## The request
Transcribe all the records with complete accuracy.

-- Begin Entries provided --

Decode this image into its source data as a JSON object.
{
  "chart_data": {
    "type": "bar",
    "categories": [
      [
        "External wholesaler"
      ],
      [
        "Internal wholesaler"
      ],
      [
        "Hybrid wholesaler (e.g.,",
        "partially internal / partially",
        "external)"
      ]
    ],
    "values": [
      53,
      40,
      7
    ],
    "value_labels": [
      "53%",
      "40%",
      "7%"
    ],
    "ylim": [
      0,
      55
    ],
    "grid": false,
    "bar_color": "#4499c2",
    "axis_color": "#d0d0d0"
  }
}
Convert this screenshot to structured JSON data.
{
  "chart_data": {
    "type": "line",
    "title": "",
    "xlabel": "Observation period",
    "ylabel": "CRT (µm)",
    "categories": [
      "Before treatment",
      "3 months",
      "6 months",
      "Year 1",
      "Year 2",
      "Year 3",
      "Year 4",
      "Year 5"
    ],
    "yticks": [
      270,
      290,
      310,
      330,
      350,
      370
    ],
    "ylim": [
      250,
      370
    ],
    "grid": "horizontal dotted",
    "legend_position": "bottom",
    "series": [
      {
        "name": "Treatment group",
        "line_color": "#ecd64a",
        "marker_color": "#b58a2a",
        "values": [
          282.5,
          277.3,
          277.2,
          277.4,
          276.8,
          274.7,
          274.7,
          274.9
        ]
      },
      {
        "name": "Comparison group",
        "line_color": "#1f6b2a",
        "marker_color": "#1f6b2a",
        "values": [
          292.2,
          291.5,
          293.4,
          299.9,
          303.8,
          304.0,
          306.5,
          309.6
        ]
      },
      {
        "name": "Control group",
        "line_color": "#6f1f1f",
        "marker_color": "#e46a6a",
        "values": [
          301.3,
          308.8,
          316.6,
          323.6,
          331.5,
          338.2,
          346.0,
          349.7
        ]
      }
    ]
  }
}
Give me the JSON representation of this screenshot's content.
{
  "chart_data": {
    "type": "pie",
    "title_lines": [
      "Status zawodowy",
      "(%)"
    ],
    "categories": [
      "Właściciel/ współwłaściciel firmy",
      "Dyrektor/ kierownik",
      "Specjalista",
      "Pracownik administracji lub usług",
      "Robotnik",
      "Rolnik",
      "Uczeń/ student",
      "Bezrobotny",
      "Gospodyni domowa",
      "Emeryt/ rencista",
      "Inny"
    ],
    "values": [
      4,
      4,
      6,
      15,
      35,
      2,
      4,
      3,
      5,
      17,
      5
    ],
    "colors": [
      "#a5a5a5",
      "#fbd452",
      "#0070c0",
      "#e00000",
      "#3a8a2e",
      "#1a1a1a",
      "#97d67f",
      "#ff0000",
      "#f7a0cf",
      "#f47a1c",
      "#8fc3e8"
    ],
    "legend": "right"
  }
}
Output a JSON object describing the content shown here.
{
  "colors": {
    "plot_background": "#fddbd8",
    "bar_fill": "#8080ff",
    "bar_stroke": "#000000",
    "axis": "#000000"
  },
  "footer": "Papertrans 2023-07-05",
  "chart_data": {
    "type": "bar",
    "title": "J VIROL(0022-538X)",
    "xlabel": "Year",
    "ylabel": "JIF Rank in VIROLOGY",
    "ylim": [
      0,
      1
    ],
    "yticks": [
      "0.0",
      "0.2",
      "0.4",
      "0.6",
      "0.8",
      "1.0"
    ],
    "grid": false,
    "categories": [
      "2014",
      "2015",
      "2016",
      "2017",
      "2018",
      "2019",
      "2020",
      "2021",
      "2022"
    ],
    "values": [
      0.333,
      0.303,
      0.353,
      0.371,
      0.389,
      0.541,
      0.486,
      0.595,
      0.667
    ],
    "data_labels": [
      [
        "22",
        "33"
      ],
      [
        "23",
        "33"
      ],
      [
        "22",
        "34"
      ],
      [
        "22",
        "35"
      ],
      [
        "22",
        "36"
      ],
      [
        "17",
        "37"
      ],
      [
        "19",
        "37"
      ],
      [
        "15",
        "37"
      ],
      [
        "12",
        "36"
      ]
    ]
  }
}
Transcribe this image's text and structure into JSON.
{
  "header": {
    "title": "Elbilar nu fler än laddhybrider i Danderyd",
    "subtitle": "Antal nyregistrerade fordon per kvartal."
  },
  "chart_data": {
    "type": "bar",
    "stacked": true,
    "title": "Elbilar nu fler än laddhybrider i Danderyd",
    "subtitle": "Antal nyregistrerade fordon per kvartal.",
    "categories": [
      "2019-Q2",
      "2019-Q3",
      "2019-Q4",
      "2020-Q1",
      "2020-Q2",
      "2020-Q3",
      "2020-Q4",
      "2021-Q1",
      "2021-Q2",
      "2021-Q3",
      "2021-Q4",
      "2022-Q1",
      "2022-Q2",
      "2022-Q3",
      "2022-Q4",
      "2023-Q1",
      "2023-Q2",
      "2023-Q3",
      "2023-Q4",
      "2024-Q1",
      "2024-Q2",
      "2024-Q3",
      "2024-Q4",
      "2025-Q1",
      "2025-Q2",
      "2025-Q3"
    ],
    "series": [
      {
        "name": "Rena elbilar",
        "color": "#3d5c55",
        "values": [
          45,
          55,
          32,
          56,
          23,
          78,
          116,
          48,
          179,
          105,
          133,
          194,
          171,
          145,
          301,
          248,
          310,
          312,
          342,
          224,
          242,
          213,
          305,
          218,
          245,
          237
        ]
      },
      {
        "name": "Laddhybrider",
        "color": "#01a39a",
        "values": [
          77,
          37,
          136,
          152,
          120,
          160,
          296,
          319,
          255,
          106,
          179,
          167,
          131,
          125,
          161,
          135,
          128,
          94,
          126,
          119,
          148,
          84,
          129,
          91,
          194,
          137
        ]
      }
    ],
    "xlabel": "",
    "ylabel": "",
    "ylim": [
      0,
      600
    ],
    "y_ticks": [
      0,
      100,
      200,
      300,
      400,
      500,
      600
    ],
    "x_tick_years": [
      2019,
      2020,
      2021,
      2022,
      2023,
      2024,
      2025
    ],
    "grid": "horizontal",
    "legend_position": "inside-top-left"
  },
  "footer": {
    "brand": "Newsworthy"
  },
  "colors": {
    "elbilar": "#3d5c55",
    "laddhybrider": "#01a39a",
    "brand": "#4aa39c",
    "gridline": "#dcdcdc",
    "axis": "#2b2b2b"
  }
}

-- End Entries provided --

## Complete answer
Decode this image into its source data as a JSON object.
{
  "chart_data": {
    "type": "bar",
    "categories": [
      [
        "External wholesaler"
      ],
      [
        "Internal wholesaler"
      ],
      [
        "Hybrid wholesaler (e.g.,",
        "partially internal / partially",
        "external)"
      ]
    ],
    "values": [
      53,
      40,
      7
    ],
    "value_labels": [
      "53%",
      "40%",
      "7%"
    ],
    "ylim": [
      0,
      55
    ],
    "grid": false,
    "bar_color": "#4499c2",
    "axis_color": "#d0d0d0"
  }
}
Convert this screenshot to structured JSON data.
{
  "chart_data": {
    "type": "line",
    "title": "",
    "xlabel": "Observation period",
    "ylabel": "CRT (µm)",
    "categories": [
      "Before treatment",
      "3 months",
      "6 months",
      "Year 1",
      "Year 2",
      "Year 3",
      "Year 4",
      "Year 5"
    ],
    "yticks": [
      270,
      290,
      310,
      330,
      350,
      370
    ],
    "ylim": [
      250,
      370
    ],
    "grid": "horizontal dotted",
    "legend_position": "bottom",
    "series": [
      {
        "name": "Treatment group",
        "line_color": "#ecd64a",
        "marker_color": "#b58a2a",
        "values": [
          282.5,
          277.3,
          277.2,
          277.4,
          276.8,
          274.7,
          274.7,
          274.9
        ]
      },
      {
        "name": "Comparison group",
        "line_color": "#1f6b2a",
        "marker_color": "#1f6b2a",
        "values": [
          292.2,
          291.5,
          293.4,
          299.9,
          303.8,
          304.0,
          306.5,
          309.6
        ]
      },
      {
        "name": "Control group",
        "line_color": "#6f1f1f",
        "marker_color": "#e46a6a",
        "values": [
          301.3,
          308.8,
          316.6,
          323.6,
          331.5,
          338.2,
          346.0,
          349.7
        ]
      }
    ]
  }
}
Give me the JSON representation of this screenshot's content.
{
  "chart_data": {
    "type": "pie",
    "title_lines": [
      "Status zawodowy",
      "(%)"
    ],
    "categories": [
      "Właściciel/ współwłaściciel firmy",
      "Dyrektor/ kierownik",
      "Specjalista",
      "Pracownik administracji lub usług",
      "Robotnik",
      "Rolnik",
      "Uczeń/ student",
      "Bezrobotny",
      "Gospodyni domowa",
      "Emeryt/ rencista",
      "Inny"
    ],
    "values": [
      4,
      4,
      6,
      15,
      35,
      2,
      4,
      3,
      5,
      17,
      5
    ],
    "colors": [
      "#a5a5a5",
      "#fbd452",
      "#0070c0",
      "#e00000",
      "#3a8a2e",
      "#1a1a1a",
      "#97d67f",
      "#ff0000",
      "#f7a0cf",
      "#f47a1c",
      "#8fc3e8"
    ],
    "legend": "right"
  }
}
Output a JSON object describing the content shown here.
{
  "colors": {
    "plot_background": "#fddbd8",
    "bar_fill": "#8080ff",
    "bar_stroke": "#000000",
    "axis": "#000000"
  },
  "footer": "Papertrans 2023-07-05",
  "chart_data": {
    "type": "bar",
    "title": "J VIROL(0022-538X)",
    "xlabel": "Year",
    "ylabel": "JIF Rank in VIROLOGY",
    "ylim": [
      0,
      1
    ],
    "yticks": [
      "0.0",
      "0.2",
      "0.4",
      "0.6",
      "0.8",
      "1.0"
    ],
    "grid": false,
    "categories": [
      "2014",
      "2015",
      "2016",
      "2017",
      "2018",
      "2019",
      "2020",
      "2021",
      "2022"
    ],
    "values": [
      0.333,
      0.303,
      0.353,
      0.371,
      0.389,
      0.541,
      0.486,
      0.595,
      0.667
    ],
    "data_labels": [
      [
        "22",
        "33"
      ],
      [
        "23",
        "33"
      ],
      [
        "22",
        "34"
      ],
      [
        "22",
        "35"
      ],
      [
        "22",
        "36"
      ],
      [
        "17",
        "37"
      ],
      [
        "19",
        "37"
      ],
      [
        "15",
        "37"
      ],
      [
        "12",
        "36"
      ]
    ]
  }
}
Transcribe this image's text and structure into JSON.
{
  "header": {
    "title": "Elbilar nu fler än laddhybrider i Danderyd",
    "subtitle": "Antal nyregistrerade fordon per kvartal."
  },
  "chart_data": {
    "type": "bar",
    "stacked": true,
    "title": "Elbilar nu fler än laddhybrider i Danderyd",
    "subtitle": "Antal nyregistrerade fordon per kvartal.",
    "categories": [
      "2019-Q2",
      "2019-Q3",
      "2019-Q4",
      "2020-Q1",
      "2020-Q2",
      "2020-Q3",
      "2020-Q4",
      "2021-Q1",
      "2021-Q2",
      "2021-Q3",
      "2021-Q4",
      "2022-Q1",
      "2022-Q2",
      "2022-Q3",
      "2022-Q4",
      "2023-Q1",
      "2023-Q2",
      "2023-Q3",
      "2023-Q4",
      "2024-Q1",
      "2024-Q2",
      "2024-Q3",
      "2024-Q4",
      "2025-Q1",
      "2025-Q2",
      "2025-Q3"
    ],
    "series": [
      {
        "name": "Rena elbilar",
        "color": "#3d5c55",
        "values": [
          45,
          55,
          32,
          56,
          23,
          78,
          116,
          48,
          179,
          105,
          133,
          194,
          171,
          145,
          301,
          248,
          310,
          312,
          342,
          224,
          242,
          213,
          305,
          218,
          245,
          237
        ]
      },
      {
        "name": "Laddhybrider",
        "color": "#01a39a",
        "values": [
          77,
          37,
          136,
          152,
          120,
          160,
          296,
          319,
          255,
          106,
          179,
          167,
          131,
          125,
          161,
          135,
          128,
          94,
          126,
          119,
          148,
          84,
          129,
          91,
          194,
          137
        ]
      }
    ],
    "xlabel": "",
    "ylabel": "",
    "ylim": [
      0,
      600
    ],
    "y_ticks": [
      0,
      100,
      200,
      300,
      400,
      500,
      600
    ],
    "x_tick_years": [
      2019,
      2020,
      2021,
      2022,
      2023,
      2024,
      2025
    ],
    "grid": "horizontal",
    "legend_position": "inside-top-left"
  },
  "footer": {
    "brand": "Newsworthy"
  },
  "colors": {
    "elbilar": "#3d5c55",
    "laddhybrider": "#01a39a",
    "brand": "#4aa39c",
    "gridline": "#dcdcdc",
    "axis": "#2b2b2b"
  }
}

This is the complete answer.